WORK TO DO: Give the number of lines that contain the string "Reverse", and nothing else.

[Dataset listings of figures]
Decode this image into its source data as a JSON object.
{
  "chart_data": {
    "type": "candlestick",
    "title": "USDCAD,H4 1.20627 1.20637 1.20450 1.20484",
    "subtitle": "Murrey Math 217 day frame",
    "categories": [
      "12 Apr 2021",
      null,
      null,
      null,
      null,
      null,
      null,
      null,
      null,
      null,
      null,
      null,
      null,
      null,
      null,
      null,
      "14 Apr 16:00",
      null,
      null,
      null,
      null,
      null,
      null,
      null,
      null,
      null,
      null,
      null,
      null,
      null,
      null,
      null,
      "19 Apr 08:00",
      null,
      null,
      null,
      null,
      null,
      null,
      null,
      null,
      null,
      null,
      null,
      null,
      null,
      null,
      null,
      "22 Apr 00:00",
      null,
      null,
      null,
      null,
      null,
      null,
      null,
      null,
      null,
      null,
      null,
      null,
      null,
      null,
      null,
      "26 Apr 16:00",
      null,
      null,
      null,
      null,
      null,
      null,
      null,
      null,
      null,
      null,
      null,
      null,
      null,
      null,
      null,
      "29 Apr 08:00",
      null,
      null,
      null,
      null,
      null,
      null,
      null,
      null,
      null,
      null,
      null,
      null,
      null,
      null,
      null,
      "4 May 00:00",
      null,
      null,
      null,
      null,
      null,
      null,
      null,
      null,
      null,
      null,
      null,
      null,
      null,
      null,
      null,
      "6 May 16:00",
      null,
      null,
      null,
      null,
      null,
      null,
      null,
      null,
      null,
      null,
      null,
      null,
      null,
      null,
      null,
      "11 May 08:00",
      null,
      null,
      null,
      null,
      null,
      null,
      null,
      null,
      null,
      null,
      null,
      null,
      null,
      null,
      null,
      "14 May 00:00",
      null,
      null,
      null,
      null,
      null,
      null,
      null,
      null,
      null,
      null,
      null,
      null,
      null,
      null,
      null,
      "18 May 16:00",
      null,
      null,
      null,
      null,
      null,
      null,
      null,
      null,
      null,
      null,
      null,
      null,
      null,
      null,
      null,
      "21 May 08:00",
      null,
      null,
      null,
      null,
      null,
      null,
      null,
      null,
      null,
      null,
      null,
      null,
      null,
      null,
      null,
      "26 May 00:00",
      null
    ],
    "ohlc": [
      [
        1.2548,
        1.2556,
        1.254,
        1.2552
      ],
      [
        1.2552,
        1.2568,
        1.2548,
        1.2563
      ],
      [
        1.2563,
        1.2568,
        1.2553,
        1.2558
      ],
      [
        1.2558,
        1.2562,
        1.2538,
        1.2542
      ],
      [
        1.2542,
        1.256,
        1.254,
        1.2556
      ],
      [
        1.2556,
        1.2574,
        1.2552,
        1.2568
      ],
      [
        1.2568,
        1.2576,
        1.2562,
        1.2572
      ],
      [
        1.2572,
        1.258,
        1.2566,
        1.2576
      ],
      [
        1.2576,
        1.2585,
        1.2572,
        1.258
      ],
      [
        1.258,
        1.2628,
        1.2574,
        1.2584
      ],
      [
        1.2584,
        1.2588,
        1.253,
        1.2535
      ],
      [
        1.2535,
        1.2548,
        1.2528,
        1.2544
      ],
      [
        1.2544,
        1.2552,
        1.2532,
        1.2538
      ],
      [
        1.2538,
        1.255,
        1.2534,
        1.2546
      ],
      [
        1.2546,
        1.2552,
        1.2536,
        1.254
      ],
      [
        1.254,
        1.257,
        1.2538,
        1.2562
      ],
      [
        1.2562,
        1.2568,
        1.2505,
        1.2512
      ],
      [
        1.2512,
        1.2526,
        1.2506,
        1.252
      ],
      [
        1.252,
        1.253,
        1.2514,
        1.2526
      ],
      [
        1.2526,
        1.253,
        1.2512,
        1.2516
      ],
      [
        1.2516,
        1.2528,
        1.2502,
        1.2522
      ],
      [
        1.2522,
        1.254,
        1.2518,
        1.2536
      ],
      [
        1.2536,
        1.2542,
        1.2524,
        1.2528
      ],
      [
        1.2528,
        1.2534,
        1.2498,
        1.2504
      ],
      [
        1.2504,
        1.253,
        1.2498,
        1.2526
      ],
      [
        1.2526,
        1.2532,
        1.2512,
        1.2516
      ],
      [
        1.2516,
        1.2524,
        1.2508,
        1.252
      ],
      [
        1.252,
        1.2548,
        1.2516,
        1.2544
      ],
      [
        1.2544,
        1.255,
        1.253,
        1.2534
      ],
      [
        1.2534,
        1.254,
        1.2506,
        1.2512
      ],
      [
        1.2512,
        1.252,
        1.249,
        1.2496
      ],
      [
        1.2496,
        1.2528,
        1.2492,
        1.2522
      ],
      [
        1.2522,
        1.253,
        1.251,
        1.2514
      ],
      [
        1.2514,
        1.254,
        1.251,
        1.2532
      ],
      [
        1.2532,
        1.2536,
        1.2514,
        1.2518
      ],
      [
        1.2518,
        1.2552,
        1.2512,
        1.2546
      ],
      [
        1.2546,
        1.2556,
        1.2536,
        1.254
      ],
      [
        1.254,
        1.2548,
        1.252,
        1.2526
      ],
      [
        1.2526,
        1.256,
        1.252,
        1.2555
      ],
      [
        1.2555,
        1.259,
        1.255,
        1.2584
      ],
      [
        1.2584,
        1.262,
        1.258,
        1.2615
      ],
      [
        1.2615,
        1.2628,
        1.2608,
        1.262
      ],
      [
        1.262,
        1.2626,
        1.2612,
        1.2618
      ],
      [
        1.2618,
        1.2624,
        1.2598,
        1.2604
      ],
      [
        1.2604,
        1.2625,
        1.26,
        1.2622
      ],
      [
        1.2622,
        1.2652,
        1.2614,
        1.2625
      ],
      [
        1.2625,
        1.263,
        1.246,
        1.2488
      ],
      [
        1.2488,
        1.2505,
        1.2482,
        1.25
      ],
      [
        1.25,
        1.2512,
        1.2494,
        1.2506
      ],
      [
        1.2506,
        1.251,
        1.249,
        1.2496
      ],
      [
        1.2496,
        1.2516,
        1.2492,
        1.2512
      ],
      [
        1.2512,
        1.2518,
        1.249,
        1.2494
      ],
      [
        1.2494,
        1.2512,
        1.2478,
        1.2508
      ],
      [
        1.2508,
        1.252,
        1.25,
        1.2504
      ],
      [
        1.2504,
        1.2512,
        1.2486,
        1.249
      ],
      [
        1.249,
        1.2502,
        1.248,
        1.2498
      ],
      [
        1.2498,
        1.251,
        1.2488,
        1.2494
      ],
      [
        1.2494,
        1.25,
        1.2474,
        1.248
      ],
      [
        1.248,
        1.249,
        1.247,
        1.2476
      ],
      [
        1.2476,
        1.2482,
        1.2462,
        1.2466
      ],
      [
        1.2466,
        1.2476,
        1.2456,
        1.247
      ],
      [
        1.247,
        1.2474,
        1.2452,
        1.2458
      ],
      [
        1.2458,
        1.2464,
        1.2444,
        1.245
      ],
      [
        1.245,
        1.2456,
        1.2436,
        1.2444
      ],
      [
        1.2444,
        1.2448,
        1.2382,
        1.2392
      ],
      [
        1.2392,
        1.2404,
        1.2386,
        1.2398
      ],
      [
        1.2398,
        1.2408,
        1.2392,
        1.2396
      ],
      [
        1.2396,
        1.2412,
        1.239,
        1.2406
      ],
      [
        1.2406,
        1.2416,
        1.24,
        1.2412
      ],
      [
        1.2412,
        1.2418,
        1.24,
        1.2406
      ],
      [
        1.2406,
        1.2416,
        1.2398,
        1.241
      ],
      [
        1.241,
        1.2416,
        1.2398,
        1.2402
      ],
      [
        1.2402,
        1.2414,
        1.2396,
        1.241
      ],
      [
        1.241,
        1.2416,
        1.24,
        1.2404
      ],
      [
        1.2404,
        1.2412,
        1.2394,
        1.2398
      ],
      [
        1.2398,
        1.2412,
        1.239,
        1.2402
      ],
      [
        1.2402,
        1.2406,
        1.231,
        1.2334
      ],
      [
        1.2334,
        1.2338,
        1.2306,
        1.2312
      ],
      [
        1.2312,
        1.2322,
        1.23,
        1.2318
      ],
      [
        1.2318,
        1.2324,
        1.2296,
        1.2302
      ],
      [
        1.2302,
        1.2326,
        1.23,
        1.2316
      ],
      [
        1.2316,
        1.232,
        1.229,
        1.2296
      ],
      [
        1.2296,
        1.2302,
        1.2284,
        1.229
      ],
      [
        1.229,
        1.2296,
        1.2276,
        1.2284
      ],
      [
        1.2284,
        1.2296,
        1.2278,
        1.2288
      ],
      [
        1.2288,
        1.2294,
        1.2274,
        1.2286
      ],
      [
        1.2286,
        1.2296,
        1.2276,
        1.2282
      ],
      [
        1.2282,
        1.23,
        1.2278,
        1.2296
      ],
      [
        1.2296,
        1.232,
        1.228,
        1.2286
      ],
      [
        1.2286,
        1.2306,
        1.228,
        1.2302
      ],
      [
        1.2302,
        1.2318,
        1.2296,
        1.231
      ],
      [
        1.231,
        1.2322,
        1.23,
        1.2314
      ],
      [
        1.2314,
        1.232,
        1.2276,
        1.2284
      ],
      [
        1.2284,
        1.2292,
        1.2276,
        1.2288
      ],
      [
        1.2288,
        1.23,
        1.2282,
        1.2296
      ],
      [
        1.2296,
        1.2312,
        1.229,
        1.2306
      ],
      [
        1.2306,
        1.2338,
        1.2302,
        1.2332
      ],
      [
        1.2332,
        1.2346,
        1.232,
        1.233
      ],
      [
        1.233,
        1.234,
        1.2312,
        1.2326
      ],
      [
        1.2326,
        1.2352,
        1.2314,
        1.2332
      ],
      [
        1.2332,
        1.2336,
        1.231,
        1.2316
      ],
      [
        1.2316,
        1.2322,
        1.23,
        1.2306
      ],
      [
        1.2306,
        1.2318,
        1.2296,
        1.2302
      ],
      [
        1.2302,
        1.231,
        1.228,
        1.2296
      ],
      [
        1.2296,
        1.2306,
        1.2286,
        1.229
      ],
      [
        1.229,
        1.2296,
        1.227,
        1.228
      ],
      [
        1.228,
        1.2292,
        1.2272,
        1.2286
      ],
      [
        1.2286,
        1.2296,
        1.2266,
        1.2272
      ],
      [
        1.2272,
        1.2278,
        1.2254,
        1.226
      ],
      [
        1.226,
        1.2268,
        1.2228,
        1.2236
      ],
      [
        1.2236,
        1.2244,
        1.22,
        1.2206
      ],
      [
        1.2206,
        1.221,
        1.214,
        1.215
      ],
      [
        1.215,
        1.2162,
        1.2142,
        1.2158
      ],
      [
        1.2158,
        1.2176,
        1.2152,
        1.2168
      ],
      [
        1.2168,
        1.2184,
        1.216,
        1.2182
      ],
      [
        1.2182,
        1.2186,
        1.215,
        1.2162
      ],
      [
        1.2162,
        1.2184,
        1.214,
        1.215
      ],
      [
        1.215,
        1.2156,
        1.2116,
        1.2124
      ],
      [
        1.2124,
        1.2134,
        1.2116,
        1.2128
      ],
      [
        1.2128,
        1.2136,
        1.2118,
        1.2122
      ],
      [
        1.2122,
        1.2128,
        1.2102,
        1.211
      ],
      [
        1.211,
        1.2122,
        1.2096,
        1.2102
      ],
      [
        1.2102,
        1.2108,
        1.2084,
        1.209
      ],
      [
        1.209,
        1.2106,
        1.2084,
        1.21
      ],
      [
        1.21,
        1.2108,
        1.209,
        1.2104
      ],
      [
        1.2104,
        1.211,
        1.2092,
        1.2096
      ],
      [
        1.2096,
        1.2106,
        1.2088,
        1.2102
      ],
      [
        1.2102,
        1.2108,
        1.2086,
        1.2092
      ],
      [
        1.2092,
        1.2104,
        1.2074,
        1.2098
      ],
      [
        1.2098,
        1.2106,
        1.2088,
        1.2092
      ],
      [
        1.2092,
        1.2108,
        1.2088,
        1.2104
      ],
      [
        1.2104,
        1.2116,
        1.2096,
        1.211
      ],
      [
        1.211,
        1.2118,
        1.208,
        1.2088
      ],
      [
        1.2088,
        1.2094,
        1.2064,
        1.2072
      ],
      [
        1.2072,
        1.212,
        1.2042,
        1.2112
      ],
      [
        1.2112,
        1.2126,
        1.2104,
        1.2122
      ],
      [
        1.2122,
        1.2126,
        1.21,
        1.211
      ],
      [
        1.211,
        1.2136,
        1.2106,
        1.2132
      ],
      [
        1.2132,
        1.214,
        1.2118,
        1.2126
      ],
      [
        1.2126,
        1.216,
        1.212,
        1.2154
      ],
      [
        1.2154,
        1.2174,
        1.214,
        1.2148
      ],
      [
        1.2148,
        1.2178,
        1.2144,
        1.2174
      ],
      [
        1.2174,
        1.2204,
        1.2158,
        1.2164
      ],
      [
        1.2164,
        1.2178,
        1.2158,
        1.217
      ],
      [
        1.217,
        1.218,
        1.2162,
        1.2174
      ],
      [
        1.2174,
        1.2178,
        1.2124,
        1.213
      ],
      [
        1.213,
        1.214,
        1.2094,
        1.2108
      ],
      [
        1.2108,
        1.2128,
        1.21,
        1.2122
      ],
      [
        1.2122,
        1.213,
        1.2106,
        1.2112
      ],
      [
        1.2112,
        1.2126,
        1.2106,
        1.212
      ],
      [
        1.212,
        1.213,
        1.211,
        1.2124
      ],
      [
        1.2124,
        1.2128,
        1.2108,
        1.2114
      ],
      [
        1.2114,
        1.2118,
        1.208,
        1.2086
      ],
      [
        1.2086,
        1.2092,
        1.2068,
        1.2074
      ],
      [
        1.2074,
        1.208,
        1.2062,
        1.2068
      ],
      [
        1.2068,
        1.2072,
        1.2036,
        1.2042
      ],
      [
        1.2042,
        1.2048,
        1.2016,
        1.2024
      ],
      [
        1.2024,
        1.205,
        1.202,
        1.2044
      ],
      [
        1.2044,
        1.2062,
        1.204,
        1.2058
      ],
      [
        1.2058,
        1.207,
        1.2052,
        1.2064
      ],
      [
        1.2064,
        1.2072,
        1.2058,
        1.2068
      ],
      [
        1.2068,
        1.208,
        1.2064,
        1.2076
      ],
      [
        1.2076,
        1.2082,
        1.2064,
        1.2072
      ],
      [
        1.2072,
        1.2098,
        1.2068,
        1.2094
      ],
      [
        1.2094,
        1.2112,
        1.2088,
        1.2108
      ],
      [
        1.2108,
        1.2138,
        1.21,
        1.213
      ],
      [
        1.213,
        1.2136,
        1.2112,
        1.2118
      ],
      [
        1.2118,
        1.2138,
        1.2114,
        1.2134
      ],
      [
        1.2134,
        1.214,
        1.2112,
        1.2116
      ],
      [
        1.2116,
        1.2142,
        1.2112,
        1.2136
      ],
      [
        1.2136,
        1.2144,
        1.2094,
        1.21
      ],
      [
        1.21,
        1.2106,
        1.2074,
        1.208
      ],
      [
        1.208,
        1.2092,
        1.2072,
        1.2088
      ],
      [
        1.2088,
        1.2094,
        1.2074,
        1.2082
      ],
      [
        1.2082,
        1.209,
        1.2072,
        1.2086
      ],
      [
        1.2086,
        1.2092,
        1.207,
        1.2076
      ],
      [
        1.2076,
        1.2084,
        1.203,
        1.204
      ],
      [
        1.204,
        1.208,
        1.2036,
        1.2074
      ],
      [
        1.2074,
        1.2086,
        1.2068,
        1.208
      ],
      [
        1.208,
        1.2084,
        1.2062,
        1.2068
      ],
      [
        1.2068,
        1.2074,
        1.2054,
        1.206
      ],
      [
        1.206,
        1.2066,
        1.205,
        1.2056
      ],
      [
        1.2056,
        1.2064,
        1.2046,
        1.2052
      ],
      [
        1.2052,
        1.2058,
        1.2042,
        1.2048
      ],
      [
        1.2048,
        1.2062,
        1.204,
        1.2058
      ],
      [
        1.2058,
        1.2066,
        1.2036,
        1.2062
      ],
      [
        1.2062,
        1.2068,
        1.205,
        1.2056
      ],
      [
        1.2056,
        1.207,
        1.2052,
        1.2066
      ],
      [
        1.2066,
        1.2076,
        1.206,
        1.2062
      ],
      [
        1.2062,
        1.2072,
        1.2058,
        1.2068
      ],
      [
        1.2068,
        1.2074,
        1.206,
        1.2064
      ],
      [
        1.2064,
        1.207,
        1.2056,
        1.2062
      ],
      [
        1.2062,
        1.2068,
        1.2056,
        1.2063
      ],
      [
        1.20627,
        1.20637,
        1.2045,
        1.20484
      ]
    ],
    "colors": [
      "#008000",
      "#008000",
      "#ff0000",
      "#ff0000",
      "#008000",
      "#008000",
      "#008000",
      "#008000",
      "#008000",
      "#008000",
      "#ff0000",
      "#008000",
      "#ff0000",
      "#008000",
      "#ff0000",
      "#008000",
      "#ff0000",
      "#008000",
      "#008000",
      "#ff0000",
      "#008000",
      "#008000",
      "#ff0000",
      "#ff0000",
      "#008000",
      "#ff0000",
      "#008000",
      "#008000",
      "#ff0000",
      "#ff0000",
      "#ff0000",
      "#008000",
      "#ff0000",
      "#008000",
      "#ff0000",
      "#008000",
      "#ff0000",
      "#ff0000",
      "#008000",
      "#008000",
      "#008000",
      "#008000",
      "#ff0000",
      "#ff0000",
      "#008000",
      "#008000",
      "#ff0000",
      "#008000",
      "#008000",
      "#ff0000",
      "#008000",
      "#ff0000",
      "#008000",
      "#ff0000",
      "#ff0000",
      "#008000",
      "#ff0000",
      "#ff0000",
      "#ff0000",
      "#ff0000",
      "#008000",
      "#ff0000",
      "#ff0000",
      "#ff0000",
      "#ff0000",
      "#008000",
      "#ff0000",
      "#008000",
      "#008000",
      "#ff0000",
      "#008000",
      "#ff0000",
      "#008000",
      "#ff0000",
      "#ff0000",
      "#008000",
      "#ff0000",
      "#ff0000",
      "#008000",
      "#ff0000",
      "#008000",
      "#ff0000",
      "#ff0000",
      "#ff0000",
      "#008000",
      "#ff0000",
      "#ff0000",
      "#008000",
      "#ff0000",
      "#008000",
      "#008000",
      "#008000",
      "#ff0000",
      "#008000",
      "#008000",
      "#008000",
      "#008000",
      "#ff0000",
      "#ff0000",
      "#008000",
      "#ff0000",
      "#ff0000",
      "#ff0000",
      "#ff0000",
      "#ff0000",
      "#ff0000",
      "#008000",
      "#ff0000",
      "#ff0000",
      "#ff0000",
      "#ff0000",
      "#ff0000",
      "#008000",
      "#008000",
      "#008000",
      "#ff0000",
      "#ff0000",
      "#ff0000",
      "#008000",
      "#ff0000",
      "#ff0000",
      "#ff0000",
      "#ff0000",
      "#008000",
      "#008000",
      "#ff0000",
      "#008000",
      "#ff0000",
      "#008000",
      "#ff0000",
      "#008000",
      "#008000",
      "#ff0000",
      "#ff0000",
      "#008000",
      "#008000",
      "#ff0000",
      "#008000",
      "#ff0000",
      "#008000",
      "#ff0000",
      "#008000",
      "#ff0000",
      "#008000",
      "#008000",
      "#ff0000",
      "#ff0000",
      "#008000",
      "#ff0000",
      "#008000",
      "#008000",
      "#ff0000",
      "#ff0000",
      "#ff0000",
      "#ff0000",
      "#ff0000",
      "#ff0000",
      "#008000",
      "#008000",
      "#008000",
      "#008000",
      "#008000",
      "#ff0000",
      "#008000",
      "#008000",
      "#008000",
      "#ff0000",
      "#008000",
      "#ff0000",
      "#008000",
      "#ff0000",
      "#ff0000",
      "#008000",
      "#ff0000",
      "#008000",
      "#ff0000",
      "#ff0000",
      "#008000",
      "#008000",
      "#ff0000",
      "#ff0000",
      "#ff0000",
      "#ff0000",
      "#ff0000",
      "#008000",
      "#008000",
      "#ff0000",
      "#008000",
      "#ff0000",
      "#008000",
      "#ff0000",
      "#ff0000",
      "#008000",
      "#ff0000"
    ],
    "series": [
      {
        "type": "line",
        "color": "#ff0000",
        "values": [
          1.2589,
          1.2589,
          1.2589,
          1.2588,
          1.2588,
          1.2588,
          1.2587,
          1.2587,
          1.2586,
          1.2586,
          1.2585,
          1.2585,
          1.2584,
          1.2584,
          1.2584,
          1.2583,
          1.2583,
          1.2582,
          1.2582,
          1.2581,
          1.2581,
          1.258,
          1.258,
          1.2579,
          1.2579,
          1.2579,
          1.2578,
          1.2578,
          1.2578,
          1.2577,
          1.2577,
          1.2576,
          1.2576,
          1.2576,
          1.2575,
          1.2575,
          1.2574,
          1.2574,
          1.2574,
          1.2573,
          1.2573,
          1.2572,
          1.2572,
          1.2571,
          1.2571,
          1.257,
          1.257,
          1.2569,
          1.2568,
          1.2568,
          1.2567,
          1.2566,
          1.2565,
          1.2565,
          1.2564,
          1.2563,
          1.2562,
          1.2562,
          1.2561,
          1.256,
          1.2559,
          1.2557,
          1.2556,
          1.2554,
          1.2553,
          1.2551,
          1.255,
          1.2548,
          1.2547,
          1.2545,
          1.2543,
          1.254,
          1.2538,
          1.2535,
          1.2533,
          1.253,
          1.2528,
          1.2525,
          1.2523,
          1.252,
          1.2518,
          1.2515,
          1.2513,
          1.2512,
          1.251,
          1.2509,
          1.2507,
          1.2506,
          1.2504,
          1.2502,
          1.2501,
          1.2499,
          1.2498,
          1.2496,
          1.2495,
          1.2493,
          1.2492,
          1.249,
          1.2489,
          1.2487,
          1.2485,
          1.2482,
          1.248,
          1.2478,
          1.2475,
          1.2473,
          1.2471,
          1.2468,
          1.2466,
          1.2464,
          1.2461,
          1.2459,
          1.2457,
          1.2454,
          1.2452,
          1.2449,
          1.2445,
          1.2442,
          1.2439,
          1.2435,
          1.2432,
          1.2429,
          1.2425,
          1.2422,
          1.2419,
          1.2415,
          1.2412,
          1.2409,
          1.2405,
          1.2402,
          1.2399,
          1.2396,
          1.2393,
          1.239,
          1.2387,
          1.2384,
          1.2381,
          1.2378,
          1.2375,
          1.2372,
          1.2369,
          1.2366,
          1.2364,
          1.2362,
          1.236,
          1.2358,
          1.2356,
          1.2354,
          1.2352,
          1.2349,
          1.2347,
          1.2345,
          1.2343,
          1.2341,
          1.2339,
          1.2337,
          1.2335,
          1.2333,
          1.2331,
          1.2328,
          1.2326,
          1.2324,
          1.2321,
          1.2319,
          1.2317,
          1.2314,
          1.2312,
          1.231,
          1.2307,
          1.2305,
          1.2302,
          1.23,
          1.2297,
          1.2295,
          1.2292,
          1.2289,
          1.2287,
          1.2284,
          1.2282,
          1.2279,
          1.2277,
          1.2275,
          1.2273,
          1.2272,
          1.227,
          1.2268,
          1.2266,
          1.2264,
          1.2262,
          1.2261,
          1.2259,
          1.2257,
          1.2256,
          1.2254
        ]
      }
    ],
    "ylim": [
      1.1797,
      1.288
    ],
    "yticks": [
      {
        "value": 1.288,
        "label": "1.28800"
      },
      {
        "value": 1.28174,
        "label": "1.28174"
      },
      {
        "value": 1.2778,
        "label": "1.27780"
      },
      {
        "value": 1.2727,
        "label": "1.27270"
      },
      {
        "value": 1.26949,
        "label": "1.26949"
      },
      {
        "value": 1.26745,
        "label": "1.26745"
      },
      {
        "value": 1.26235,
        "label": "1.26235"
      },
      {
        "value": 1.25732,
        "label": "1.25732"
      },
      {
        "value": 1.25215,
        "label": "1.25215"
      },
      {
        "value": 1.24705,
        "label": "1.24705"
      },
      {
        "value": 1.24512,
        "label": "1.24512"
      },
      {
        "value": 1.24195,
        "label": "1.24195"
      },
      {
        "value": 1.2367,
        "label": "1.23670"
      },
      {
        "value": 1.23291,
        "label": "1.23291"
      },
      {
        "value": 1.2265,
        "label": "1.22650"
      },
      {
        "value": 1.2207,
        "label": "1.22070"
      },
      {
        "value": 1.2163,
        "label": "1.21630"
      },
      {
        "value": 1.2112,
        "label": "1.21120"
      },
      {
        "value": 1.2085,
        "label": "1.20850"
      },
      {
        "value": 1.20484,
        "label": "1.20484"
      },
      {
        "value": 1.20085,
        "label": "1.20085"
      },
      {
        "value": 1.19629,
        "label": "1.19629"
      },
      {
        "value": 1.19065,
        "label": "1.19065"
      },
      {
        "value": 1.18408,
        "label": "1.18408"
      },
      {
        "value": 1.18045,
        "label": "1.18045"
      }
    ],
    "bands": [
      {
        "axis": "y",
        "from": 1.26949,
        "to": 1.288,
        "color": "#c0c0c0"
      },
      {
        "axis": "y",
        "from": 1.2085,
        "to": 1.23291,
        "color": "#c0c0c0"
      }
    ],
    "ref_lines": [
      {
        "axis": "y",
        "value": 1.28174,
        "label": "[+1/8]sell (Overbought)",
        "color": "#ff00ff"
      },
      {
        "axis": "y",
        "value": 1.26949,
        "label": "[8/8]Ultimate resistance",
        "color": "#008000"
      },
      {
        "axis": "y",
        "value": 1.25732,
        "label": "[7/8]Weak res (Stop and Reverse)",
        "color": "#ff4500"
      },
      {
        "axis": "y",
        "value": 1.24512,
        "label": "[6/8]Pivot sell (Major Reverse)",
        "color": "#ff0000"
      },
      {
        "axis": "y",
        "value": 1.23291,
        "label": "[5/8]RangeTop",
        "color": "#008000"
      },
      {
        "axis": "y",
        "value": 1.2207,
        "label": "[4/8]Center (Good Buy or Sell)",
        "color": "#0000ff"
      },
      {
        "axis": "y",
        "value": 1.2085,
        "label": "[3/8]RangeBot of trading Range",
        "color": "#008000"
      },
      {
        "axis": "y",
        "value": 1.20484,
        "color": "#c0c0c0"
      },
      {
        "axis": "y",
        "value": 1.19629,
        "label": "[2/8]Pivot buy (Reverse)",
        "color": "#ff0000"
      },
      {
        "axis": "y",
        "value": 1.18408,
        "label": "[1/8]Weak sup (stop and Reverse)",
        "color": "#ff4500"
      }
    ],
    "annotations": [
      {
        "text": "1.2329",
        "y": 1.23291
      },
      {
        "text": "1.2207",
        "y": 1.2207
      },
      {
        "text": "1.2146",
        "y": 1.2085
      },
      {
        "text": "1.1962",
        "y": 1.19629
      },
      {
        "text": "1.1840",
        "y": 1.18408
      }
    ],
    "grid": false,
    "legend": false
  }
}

RESULT OF THIS EXERCISE: 4